### Aim of the task
Copy the listing verbatim, excluding any images found in it.

### Task data
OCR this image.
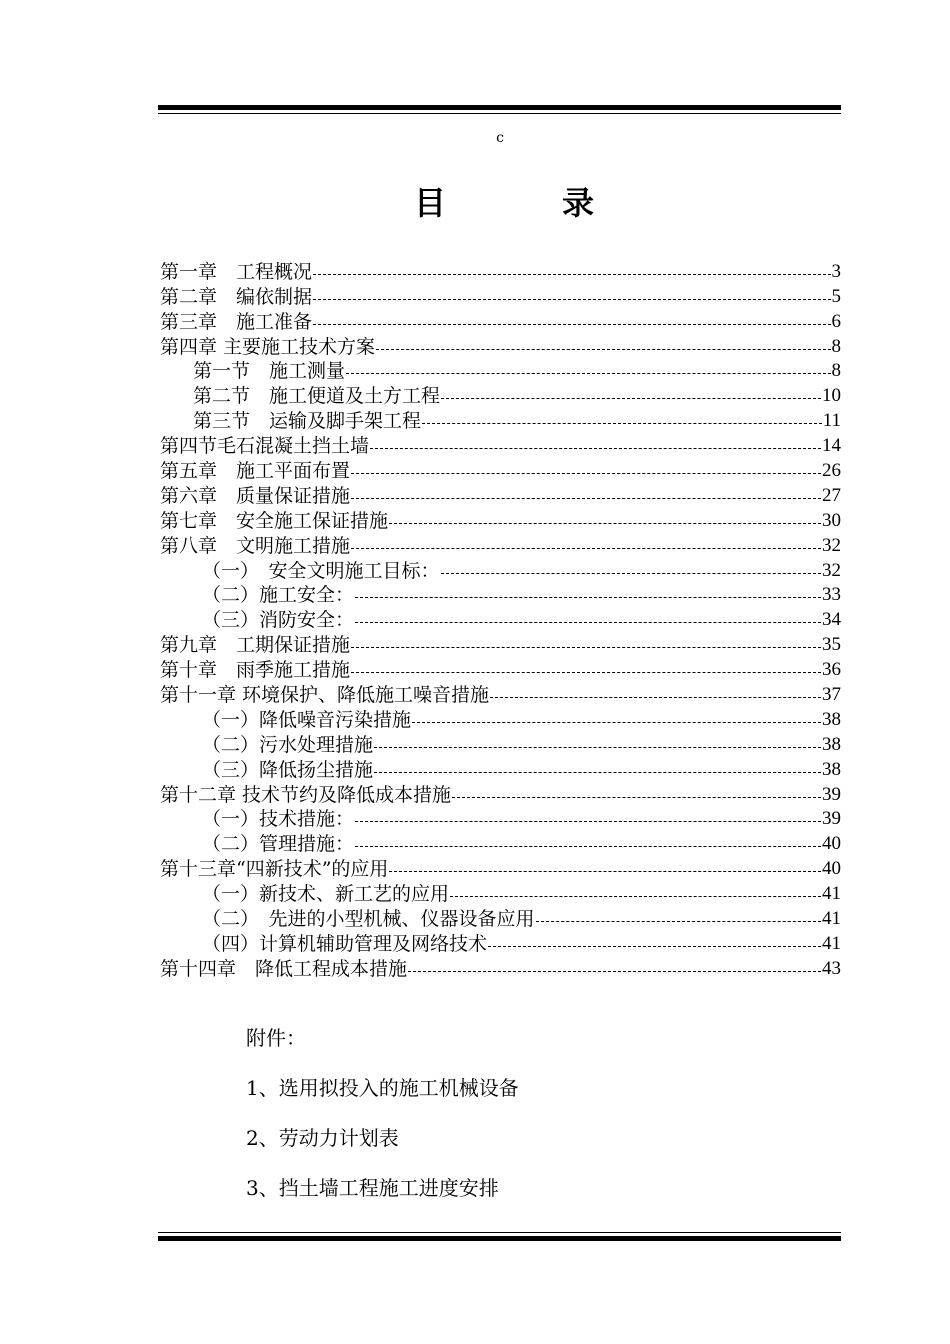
c
目	录
第一章　工程概况	3
第二章　编依制据	5
第三章　施工准备	6
第四章 主要施工技术方案	8
第一节　施工测量	8
第二节　施工便道及土方工程	10
第三节　运输及脚手架工程	11
第四节毛石混凝土挡土墙	14
第五章　施工平面布置	26
第六章　质量保证措施	27
第七章　安全施工保证措施	30
第八章　文明施工措施	32
（一）　安全文明施工目标：	32
（二）施工安全：	33
（三）消防安全：	34
第九章　工期保证措施	35
第十章　雨季施工措施	36
第十一章 环境保护、降低施工噪音措施	37
（一）降低噪音污染措施	38
（二）污水处理措施	38
（三）降低扬尘措施	38
第十二章 技术节约及降低成本措施	39
（一）技术措施：	39
（二）管理措施：	40
第十三章“四新技术”的应用	40
（一）新技术、新工艺的应用	41
（二）　先进的小型机械、仪器设备应用	41
（四）计算机辅助管理及网络技术	41
第十四章　降低工程成本措施	43
附件：
1、选用拟投入的施工机械设备
2、劳动力计划表
3、挡土墙工程施工进度安排
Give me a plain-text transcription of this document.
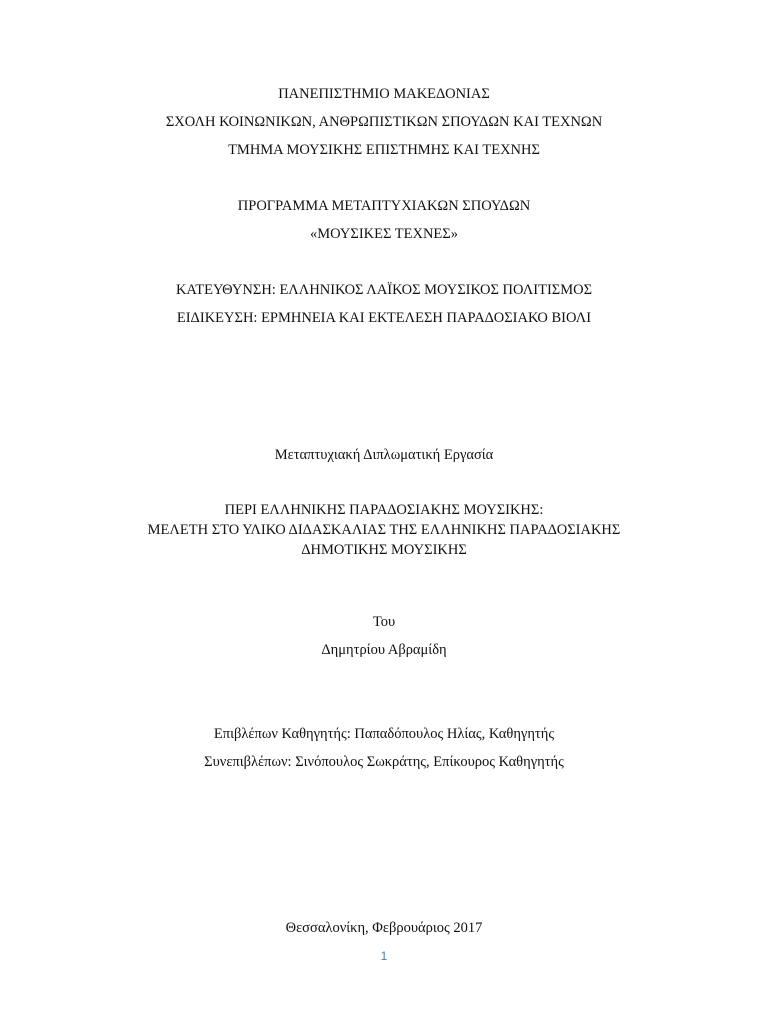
ΠΑΝΕΠΙΣΤΗΜΙΟ ΜΑΚΕΔΟΝΙΑΣ
ΣΧΟΛΗ ΚΟΙΝΩΝΙΚΩΝ, ΑΝΘΡΩΠΙΣΤΙΚΩΝ ΣΠΟΥΔΩΝ ΚΑΙ ΤΕΧΝΩΝ
ΤΜΗΜΑ ΜΟΥΣΙΚΗΣ ΕΠΙΣΤΗΜΗΣ ΚΑΙ ΤΕΧΝΗΣ
ΠΡΟΓΡΑΜΜΑ ΜΕΤΑΠΤΥΧΙΑΚΩΝ ΣΠΟΥΔΩΝ
«ΜΟΥΣΙΚΕΣ ΤΕΧΝΕΣ»
ΚΑΤΕΥΘΥΝΣΗ: ΕΛΛΗΝΙΚΟΣ ΛΑΪΚΟΣ ΜΟΥΣΙΚΟΣ ΠΟΛΙΤΙΣΜΟΣ
ΕΙΔΙΚΕΥΣΗ: ΕΡΜΗΝΕΙΑ ΚΑΙ ΕΚΤΕΛΕΣΗ ΠΑΡΑΔΟΣΙΑΚΟ ΒΙΟΛΙ
Μεταπτυχιακή Διπλωματική Εργασία
ΠΕΡΙ ΕΛΛΗΝΙΚΗΣ ΠΑΡΑΔΟΣΙΑΚΗΣ ΜΟΥΣΙΚΗΣ:
ΜΕΛΕΤΗ ΣΤΟ ΥΛΙΚΟ ΔΙΔΑΣΚΑΛΙΑΣ ΤΗΣ ΕΛΛΗΝΙΚΗΣ ΠΑΡΑΔΟΣΙΑΚΗΣ
ΔΗΜΟΤΙΚΗΣ ΜΟΥΣΙΚΗΣ
Του
Δημητρίου Αβραμίδη
Επιβλέπων Καθηγητής: Παπαδόπουλος Ηλίας, Καθηγητής
Συνεπιβλέπων: Σινόπουλος Σωκράτης, Επίκουρος Καθηγητής
Θεσσαλονίκη, Φεβρουάριος 2017
1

### Complete answer
OCR this image.
c
目	录
第一章　工程概况	3
第二章　编依制据	5
第三章　施工准备	6
第四章 主要施工技术方案	8
第一节　施工测量	8
第二节　施工便道及土方工程	10
第三节　运输及脚手架工程	11
第四节毛石混凝土挡土墙	14
第五章　施工平面布置	26
第六章　质量保证措施	27
第七章　安全施工保证措施	30
第八章　文明施工措施	32
（一）　安全文明施工目标：	32
（二）施工安全：	33
（三）消防安全：	34
第九章　工期保证措施	35
第十章　雨季施工措施	36
第十一章 环境保护、降低施工噪音措施	37
（一）降低噪音污染措施	38
（二）污水处理措施	38
（三）降低扬尘措施	38
第十二章 技术节约及降低成本措施	39
（一）技术措施：	39
（二）管理措施：	40
第十三章“四新技术”的应用	40
（一）新技术、新工艺的应用	41
（二）　先进的小型机械、仪器设备应用	41
（四）计算机辅助管理及网络技术	41
第十四章　降低工程成本措施	43
附件：
1、选用拟投入的施工机械设备
2、劳动力计划表
3、挡土墙工程施工进度安排
Give me a plain-text transcription of this document.
ΠΑΝΕΠΙΣΤΗΜΙΟ ΜΑΚΕΔΟΝΙΑΣ
ΣΧΟΛΗ ΚΟΙΝΩΝΙΚΩΝ, ΑΝΘΡΩΠΙΣΤΙΚΩΝ ΣΠΟΥΔΩΝ ΚΑΙ ΤΕΧΝΩΝ
ΤΜΗΜΑ ΜΟΥΣΙΚΗΣ ΕΠΙΣΤΗΜΗΣ ΚΑΙ ΤΕΧΝΗΣ
ΠΡΟΓΡΑΜΜΑ ΜΕΤΑΠΤΥΧΙΑΚΩΝ ΣΠΟΥΔΩΝ
«ΜΟΥΣΙΚΕΣ ΤΕΧΝΕΣ»
ΚΑΤΕΥΘΥΝΣΗ: ΕΛΛΗΝΙΚΟΣ ΛΑΪΚΟΣ ΜΟΥΣΙΚΟΣ ΠΟΛΙΤΙΣΜΟΣ
ΕΙΔΙΚΕΥΣΗ: ΕΡΜΗΝΕΙΑ ΚΑΙ ΕΚΤΕΛΕΣΗ ΠΑΡΑΔΟΣΙΑΚΟ ΒΙΟΛΙ
Μεταπτυχιακή Διπλωματική Εργασία
ΠΕΡΙ ΕΛΛΗΝΙΚΗΣ ΠΑΡΑΔΟΣΙΑΚΗΣ ΜΟΥΣΙΚΗΣ:
ΜΕΛΕΤΗ ΣΤΟ ΥΛΙΚΟ ΔΙΔΑΣΚΑΛΙΑΣ ΤΗΣ ΕΛΛΗΝΙΚΗΣ ΠΑΡΑΔΟΣΙΑΚΗΣ
ΔΗΜΟΤΙΚΗΣ ΜΟΥΣΙΚΗΣ
Του
Δημητρίου Αβραμίδη
Επιβλέπων Καθηγητής: Παπαδόπουλος Ηλίας, Καθηγητής
Συνεπιβλέπων: Σινόπουλος Σωκράτης, Επίκουρος Καθηγητής
Θεσσαλονίκη, Φεβρουάριος 2017
1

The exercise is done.